- [Given request]
Each line in the entries below that holds the string "virginis" is to be listed.
===== The data =====
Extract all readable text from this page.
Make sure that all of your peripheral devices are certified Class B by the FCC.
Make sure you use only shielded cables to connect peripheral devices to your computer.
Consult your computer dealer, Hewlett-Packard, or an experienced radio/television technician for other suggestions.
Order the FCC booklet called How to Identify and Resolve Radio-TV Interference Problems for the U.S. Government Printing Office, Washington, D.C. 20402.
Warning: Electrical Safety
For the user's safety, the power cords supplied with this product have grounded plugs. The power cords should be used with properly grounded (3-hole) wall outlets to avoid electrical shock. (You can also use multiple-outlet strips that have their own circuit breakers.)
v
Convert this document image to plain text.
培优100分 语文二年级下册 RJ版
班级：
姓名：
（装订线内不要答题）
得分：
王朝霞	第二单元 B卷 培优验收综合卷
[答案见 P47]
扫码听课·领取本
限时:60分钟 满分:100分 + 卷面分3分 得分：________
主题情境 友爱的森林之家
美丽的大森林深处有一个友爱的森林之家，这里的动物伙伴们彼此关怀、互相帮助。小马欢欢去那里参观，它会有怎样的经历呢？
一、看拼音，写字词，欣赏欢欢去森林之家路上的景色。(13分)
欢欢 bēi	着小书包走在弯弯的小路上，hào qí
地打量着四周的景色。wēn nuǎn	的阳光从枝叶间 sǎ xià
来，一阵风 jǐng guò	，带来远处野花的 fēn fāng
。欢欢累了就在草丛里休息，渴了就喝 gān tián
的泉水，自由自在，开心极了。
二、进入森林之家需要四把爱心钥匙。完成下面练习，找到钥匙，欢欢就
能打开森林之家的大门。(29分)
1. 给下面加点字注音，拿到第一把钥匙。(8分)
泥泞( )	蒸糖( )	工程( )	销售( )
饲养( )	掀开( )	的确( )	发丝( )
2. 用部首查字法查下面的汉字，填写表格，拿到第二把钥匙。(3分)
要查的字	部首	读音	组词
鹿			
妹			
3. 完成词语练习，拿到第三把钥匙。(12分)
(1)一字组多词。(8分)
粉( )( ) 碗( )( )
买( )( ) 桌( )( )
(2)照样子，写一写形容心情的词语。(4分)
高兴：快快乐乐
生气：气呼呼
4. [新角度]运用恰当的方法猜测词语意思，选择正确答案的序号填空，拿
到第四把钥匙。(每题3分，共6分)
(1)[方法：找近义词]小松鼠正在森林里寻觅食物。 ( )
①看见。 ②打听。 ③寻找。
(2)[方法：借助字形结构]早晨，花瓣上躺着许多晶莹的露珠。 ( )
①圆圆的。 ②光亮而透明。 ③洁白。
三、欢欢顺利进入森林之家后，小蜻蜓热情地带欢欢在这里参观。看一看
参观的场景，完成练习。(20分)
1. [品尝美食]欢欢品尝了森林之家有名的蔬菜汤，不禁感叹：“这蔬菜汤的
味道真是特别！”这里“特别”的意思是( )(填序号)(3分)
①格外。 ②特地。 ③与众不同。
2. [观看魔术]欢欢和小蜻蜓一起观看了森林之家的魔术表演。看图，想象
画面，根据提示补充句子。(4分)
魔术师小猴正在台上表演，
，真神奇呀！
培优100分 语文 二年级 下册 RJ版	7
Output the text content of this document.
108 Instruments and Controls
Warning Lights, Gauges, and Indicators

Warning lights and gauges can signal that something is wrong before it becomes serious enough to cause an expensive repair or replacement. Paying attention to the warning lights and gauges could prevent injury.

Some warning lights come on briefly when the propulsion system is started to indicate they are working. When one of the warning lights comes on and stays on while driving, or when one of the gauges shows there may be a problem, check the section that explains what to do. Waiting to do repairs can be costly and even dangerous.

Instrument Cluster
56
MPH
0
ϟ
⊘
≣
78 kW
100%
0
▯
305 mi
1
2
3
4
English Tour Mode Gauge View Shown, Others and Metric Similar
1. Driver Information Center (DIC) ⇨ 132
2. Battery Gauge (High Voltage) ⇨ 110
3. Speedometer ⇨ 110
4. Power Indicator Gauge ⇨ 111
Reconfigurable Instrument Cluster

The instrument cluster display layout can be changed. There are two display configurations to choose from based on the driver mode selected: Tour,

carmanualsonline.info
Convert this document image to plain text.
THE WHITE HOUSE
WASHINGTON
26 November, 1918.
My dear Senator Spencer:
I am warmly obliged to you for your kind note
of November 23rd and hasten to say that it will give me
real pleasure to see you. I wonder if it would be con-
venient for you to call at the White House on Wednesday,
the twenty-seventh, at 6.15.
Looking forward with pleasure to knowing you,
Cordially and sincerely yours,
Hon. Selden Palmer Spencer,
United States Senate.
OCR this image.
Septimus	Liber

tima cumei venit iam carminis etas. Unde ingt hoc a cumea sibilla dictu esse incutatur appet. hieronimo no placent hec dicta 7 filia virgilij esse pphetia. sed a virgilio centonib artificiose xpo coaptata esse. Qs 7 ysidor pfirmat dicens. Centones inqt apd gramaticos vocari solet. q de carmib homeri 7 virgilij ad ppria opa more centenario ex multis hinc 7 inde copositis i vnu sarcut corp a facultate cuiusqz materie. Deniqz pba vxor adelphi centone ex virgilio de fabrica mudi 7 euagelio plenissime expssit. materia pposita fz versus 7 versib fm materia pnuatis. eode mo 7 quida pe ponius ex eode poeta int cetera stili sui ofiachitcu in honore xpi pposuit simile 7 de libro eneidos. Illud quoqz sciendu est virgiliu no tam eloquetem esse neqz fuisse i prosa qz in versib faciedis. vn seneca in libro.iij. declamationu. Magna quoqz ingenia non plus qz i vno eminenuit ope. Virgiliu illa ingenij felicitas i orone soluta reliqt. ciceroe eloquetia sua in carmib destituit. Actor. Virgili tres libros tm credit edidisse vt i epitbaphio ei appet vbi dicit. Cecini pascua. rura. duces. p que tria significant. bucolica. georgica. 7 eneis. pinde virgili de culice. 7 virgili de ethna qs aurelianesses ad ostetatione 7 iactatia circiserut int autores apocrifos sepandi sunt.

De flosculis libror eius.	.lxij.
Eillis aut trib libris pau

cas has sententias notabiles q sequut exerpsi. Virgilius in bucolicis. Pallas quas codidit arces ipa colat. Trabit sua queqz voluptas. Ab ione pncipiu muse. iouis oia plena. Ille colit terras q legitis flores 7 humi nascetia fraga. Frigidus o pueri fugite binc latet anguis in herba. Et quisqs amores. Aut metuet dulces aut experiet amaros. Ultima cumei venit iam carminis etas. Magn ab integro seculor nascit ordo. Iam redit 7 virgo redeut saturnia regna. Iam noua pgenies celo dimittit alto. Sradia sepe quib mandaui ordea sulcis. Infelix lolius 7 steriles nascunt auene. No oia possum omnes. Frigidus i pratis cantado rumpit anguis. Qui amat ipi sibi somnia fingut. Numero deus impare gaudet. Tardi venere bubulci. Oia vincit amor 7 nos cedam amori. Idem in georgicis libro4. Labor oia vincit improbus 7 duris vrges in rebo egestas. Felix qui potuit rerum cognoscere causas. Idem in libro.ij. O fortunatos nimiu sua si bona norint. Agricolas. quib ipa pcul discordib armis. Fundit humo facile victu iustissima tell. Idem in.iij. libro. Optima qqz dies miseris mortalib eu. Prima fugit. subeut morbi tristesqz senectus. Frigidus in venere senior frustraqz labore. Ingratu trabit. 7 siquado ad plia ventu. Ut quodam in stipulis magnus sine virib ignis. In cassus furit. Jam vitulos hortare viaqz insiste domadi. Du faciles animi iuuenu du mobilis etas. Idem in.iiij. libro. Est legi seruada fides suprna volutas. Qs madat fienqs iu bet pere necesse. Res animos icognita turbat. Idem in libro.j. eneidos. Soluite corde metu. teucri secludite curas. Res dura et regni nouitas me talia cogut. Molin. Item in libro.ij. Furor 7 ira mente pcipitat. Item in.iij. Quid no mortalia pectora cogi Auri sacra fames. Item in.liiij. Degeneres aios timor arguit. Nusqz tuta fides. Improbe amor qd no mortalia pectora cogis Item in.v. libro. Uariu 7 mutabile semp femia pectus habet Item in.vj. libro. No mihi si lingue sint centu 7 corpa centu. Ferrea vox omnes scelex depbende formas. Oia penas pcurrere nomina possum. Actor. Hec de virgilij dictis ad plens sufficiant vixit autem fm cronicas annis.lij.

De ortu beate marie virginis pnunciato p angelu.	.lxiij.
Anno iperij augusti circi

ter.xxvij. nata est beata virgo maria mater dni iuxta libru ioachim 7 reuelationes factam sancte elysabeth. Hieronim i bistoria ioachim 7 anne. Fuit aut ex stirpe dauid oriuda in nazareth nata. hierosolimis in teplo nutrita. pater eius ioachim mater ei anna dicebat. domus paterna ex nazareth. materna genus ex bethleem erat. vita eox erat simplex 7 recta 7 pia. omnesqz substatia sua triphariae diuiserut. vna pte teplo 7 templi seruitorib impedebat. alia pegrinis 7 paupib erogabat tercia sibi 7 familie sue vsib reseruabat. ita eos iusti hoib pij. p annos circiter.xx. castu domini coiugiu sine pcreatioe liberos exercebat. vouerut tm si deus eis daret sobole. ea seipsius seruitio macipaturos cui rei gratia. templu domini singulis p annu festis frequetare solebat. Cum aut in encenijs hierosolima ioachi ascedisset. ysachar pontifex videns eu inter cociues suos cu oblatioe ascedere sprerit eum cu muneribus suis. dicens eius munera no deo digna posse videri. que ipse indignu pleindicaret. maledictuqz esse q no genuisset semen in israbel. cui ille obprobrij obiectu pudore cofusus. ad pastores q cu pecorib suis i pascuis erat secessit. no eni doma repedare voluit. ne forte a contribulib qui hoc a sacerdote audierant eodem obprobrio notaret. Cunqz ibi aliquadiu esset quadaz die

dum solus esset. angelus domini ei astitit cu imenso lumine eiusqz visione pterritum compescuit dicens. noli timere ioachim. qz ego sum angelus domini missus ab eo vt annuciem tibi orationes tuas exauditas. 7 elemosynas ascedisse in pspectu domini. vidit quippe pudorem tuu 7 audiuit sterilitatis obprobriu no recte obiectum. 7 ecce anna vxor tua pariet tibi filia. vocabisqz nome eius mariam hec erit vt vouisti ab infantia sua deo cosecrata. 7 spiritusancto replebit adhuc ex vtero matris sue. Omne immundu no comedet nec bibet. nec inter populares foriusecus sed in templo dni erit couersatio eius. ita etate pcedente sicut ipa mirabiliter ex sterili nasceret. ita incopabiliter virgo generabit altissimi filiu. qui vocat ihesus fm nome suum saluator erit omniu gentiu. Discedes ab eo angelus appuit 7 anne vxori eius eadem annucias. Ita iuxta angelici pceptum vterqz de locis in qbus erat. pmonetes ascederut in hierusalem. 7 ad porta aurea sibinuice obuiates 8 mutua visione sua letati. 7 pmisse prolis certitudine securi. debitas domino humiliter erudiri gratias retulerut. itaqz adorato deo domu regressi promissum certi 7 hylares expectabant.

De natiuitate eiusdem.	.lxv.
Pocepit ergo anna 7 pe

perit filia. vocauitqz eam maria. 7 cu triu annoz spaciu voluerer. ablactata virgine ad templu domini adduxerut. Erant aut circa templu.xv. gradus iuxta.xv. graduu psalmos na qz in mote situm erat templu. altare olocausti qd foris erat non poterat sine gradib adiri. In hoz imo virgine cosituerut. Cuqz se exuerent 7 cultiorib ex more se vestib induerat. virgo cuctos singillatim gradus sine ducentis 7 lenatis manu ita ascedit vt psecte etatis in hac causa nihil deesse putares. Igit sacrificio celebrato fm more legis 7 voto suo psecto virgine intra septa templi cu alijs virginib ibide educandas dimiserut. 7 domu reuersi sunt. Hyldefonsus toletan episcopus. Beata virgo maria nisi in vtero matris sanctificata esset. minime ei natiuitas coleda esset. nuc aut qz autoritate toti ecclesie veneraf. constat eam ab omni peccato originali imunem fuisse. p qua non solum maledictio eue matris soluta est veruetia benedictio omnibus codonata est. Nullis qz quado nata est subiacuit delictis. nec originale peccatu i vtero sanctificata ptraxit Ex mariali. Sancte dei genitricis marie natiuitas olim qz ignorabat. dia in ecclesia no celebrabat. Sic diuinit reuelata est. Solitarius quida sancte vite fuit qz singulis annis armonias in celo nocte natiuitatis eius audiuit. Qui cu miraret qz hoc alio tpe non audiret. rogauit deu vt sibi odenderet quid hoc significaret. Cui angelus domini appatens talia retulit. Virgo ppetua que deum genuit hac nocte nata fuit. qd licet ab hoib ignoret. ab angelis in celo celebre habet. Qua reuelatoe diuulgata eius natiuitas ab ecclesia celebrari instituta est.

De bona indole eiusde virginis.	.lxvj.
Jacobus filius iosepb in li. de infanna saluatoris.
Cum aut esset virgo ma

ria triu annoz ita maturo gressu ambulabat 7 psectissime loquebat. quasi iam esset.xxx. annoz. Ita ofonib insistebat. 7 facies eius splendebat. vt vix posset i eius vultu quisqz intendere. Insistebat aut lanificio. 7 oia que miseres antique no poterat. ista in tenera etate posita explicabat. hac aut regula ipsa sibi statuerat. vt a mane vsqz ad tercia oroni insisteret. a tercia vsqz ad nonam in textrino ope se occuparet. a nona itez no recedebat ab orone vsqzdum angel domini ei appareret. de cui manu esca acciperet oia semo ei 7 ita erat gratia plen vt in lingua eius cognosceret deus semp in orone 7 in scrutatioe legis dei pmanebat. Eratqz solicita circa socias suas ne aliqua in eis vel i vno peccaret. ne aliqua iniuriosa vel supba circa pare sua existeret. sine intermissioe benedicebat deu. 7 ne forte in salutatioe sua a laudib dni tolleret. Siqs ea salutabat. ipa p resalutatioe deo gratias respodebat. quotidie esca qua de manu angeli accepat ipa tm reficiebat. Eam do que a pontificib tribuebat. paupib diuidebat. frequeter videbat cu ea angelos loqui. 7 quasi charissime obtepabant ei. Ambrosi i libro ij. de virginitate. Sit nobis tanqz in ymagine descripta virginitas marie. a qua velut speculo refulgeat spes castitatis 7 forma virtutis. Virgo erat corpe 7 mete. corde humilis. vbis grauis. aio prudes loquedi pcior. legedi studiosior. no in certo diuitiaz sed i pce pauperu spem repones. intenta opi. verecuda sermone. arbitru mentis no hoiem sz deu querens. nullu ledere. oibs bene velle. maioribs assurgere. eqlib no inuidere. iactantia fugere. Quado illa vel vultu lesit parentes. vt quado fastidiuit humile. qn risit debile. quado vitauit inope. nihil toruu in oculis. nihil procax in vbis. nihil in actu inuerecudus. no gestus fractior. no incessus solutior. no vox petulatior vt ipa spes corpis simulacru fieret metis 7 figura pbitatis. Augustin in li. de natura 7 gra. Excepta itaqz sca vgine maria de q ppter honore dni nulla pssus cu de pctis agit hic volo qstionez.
=====
- [Correct response]
De ortu beate marie virginis pnunciato p angelu.	.lxiij.
De bona indole eiusde virginis.	.lxvj.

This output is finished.